▶ [WHAT YOU ARE ASKED TO DO]: Repeat exactly each line of the data provided below.

▶ [INPUT RECORDS]:

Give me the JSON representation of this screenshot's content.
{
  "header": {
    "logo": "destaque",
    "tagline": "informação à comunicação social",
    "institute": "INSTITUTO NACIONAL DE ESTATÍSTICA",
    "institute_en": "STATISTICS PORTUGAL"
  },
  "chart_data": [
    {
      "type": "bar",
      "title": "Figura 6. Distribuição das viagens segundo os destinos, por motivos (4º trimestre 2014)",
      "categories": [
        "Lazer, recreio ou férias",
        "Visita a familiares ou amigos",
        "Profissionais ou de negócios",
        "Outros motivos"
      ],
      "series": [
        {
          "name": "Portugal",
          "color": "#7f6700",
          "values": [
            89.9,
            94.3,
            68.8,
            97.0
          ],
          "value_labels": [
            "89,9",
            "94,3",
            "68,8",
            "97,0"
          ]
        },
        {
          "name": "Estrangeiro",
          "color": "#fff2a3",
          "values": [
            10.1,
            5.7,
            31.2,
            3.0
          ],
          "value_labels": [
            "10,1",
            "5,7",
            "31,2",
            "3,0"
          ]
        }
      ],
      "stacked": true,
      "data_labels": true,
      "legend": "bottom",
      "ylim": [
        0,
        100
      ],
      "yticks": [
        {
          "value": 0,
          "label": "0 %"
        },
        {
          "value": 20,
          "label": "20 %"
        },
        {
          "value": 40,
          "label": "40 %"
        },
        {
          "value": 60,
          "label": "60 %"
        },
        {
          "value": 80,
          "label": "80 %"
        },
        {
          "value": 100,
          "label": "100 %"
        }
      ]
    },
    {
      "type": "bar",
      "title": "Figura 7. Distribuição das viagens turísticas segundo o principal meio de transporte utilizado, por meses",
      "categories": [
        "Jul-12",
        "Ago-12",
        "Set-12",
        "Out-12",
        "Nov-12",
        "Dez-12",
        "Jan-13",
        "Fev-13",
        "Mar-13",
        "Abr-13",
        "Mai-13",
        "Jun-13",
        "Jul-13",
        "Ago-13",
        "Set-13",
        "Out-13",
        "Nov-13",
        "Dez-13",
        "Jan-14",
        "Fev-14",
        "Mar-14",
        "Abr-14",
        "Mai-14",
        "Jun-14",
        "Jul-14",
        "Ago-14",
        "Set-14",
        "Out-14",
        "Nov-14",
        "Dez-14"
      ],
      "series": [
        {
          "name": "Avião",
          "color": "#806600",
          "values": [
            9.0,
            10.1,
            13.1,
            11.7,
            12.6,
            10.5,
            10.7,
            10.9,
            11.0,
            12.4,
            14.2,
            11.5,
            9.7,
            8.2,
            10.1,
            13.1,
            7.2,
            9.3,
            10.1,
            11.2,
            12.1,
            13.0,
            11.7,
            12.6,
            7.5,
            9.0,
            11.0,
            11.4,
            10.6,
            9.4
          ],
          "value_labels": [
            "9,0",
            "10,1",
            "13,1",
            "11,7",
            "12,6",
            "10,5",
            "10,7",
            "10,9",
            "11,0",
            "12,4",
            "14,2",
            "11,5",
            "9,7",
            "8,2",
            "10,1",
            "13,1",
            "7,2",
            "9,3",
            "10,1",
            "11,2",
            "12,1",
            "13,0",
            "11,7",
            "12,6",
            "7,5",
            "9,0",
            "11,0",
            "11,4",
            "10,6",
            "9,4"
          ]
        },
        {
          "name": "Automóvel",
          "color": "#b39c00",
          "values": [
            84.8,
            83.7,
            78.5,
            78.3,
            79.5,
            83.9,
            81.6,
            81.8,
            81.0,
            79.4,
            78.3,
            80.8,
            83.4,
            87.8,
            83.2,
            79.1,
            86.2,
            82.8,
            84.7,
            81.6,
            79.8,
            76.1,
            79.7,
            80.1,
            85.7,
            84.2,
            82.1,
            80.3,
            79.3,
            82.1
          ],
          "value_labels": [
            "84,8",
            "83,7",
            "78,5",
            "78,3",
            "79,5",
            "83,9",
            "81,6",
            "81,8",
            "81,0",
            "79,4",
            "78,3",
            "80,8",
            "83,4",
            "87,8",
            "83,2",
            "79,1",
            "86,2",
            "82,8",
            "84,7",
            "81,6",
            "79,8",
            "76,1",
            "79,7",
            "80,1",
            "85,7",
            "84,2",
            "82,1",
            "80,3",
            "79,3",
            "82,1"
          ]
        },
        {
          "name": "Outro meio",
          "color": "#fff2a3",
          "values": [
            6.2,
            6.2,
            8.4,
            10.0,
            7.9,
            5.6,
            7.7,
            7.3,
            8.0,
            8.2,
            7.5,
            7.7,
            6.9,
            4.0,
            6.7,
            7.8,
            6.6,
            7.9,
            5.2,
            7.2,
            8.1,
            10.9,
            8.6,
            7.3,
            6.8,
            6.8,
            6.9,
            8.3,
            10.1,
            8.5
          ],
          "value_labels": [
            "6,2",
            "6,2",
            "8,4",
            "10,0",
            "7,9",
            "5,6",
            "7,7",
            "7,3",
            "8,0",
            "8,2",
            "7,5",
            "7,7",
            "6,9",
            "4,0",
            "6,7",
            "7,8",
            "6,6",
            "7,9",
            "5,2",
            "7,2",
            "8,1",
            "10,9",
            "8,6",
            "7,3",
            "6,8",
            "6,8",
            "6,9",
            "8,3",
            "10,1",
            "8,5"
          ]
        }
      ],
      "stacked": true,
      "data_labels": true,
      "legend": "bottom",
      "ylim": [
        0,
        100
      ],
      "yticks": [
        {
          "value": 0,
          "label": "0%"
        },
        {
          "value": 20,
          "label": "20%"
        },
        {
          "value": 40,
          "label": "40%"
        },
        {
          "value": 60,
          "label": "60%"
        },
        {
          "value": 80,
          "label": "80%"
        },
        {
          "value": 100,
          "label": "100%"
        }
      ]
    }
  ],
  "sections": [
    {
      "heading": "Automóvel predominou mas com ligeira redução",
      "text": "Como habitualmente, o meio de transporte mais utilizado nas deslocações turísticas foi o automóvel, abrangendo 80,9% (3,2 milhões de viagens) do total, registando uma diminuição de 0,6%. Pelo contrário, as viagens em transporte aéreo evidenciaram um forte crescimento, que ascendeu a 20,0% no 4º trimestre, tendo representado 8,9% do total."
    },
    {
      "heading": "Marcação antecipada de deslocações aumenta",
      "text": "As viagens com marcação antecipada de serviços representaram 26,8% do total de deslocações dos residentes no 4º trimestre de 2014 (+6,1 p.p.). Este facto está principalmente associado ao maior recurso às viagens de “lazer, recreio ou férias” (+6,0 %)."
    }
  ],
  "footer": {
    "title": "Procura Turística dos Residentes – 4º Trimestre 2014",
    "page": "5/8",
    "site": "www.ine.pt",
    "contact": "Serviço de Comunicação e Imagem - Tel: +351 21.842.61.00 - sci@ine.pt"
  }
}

▶ [PROBLEM SOLUTION]:
Give me the JSON representation of this screenshot's content.
{
  "header": {
    "logo": "destaque",
    "tagline": "informação à comunicação social",
    "institute": "INSTITUTO NACIONAL DE ESTATÍSTICA",
    "institute_en": "STATISTICS PORTUGAL"
  },
  "chart_data": [
    {
      "type": "bar",
      "title": "Figura 6. Distribuição das viagens segundo os destinos, por motivos (4º trimestre 2014)",
      "categories": [
        "Lazer, recreio ou férias",
        "Visita a familiares ou amigos",
        "Profissionais ou de negócios",
        "Outros motivos"
      ],
      "series": [
        {
          "name": "Portugal",
          "color": "#7f6700",
          "values": [
            89.9,
            94.3,
            68.8,
            97.0
          ],
          "value_labels": [
            "89,9",
            "94,3",
            "68,8",
            "97,0"
          ]
        },
        {
          "name": "Estrangeiro",
          "color": "#fff2a3",
          "values": [
            10.1,
            5.7,
            31.2,
            3.0
          ],
          "value_labels": [
            "10,1",
            "5,7",
            "31,2",
            "3,0"
          ]
        }
      ],
      "stacked": true,
      "data_labels": true,
      "legend": "bottom",
      "ylim": [
        0,
        100
      ],
      "yticks": [
        {
          "value": 0,
          "label": "0 %"
        },
        {
          "value": 20,
          "label": "20 %"
        },
        {
          "value": 40,
          "label": "40 %"
        },
        {
          "value": 60,
          "label": "60 %"
        },
        {
          "value": 80,
          "label": "80 %"
        },
        {
          "value": 100,
          "label": "100 %"
        }
      ]
    },
    {
      "type": "bar",
      "title": "Figura 7. Distribuição das viagens turísticas segundo o principal meio de transporte utilizado, por meses",
      "categories": [
        "Jul-12",
        "Ago-12",
        "Set-12",
        "Out-12",
        "Nov-12",
        "Dez-12",
        "Jan-13",
        "Fev-13",
        "Mar-13",
        "Abr-13",
        "Mai-13",
        "Jun-13",
        "Jul-13",
        "Ago-13",
        "Set-13",
        "Out-13",
        "Nov-13",
        "Dez-13",
        "Jan-14",
        "Fev-14",
        "Mar-14",
        "Abr-14",
        "Mai-14",
        "Jun-14",
        "Jul-14",
        "Ago-14",
        "Set-14",
        "Out-14",
        "Nov-14",
        "Dez-14"
      ],
      "series": [
        {
          "name": "Avião",
          "color": "#806600",
          "values": [
            9.0,
            10.1,
            13.1,
            11.7,
            12.6,
            10.5,
            10.7,
            10.9,
            11.0,
            12.4,
            14.2,
            11.5,
            9.7,
            8.2,
            10.1,
            13.1,
            7.2,
            9.3,
            10.1,
            11.2,
            12.1,
            13.0,
            11.7,
            12.6,
            7.5,
            9.0,
            11.0,
            11.4,
            10.6,
            9.4
          ],
          "value_labels": [
            "9,0",
            "10,1",
            "13,1",
            "11,7",
            "12,6",
            "10,5",
            "10,7",
            "10,9",
            "11,0",
            "12,4",
            "14,2",
            "11,5",
            "9,7",
            "8,2",
            "10,1",
            "13,1",
            "7,2",
            "9,3",
            "10,1",
            "11,2",
            "12,1",
            "13,0",
            "11,7",
            "12,6",
            "7,5",
            "9,0",
            "11,0",
            "11,4",
            "10,6",
            "9,4"
          ]
        },
        {
          "name": "Automóvel",
          "color": "#b39c00",
          "values": [
            84.8,
            83.7,
            78.5,
            78.3,
            79.5,
            83.9,
            81.6,
            81.8,
            81.0,
            79.4,
            78.3,
            80.8,
            83.4,
            87.8,
            83.2,
            79.1,
            86.2,
            82.8,
            84.7,
            81.6,
            79.8,
            76.1,
            79.7,
            80.1,
            85.7,
            84.2,
            82.1,
            80.3,
            79.3,
            82.1
          ],
          "value_labels": [
            "84,8",
            "83,7",
            "78,5",
            "78,3",
            "79,5",
            "83,9",
            "81,6",
            "81,8",
            "81,0",
            "79,4",
            "78,3",
            "80,8",
            "83,4",
            "87,8",
            "83,2",
            "79,1",
            "86,2",
            "82,8",
            "84,7",
            "81,6",
            "79,8",
            "76,1",
            "79,7",
            "80,1",
            "85,7",
            "84,2",
            "82,1",
            "80,3",
            "79,3",
            "82,1"
          ]
        },
        {
          "name": "Outro meio",
          "color": "#fff2a3",
          "values": [
            6.2,
            6.2,
            8.4,
            10.0,
            7.9,
            5.6,
            7.7,
            7.3,
            8.0,
            8.2,
            7.5,
            7.7,
            6.9,
            4.0,
            6.7,
            7.8,
            6.6,
            7.9,
            5.2,
            7.2,
            8.1,
            10.9,
            8.6,
            7.3,
            6.8,
            6.8,
            6.9,
            8.3,
            10.1,
            8.5
          ],
          "value_labels": [
            "6,2",
            "6,2",
            "8,4",
            "10,0",
            "7,9",
            "5,6",
            "7,7",
            "7,3",
            "8,0",
            "8,2",
            "7,5",
            "7,7",
            "6,9",
            "4,0",
            "6,7",
            "7,8",
            "6,6",
            "7,9",
            "5,2",
            "7,2",
            "8,1",
            "10,9",
            "8,6",
            "7,3",
            "6,8",
            "6,8",
            "6,9",
            "8,3",
            "10,1",
            "8,5"
          ]
        }
      ],
      "stacked": true,
      "data_labels": true,
      "legend": "bottom",
      "ylim": [
        0,
        100
      ],
      "yticks": [
        {
          "value": 0,
          "label": "0%"
        },
        {
          "value": 20,
          "label": "20%"
        },
        {
          "value": 40,
          "label": "40%"
        },
        {
          "value": 60,
          "label": "60%"
        },
        {
          "value": 80,
          "label": "80%"
        },
        {
          "value": 100,
          "label": "100%"
        }
      ]
    }
  ],
  "sections": [
    {
      "heading": "Automóvel predominou mas com ligeira redução",
      "text": "Como habitualmente, o meio de transporte mais utilizado nas deslocações turísticas foi o automóvel, abrangendo 80,9% (3,2 milhões de viagens) do total, registando uma diminuição de 0,6%. Pelo contrário, as viagens em transporte aéreo evidenciaram um forte crescimento, que ascendeu a 20,0% no 4º trimestre, tendo representado 8,9% do total."
    },
    {
      "heading": "Marcação antecipada de deslocações aumenta",
      "text": "As viagens com marcação antecipada de serviços representaram 26,8% do total de deslocações dos residentes no 4º trimestre de 2014 (+6,1 p.p.). Este facto está principalmente associado ao maior recurso às viagens de “lazer, recreio ou férias” (+6,0 %)."
    }
  ],
  "footer": {
    "title": "Procura Turística dos Residentes – 4º Trimestre 2014",
    "page": "5/8",
    "site": "www.ine.pt",
    "contact": "Serviço de Comunicação e Imagem - Tel: +351 21.842.61.00 - sci@ine.pt"
  }
}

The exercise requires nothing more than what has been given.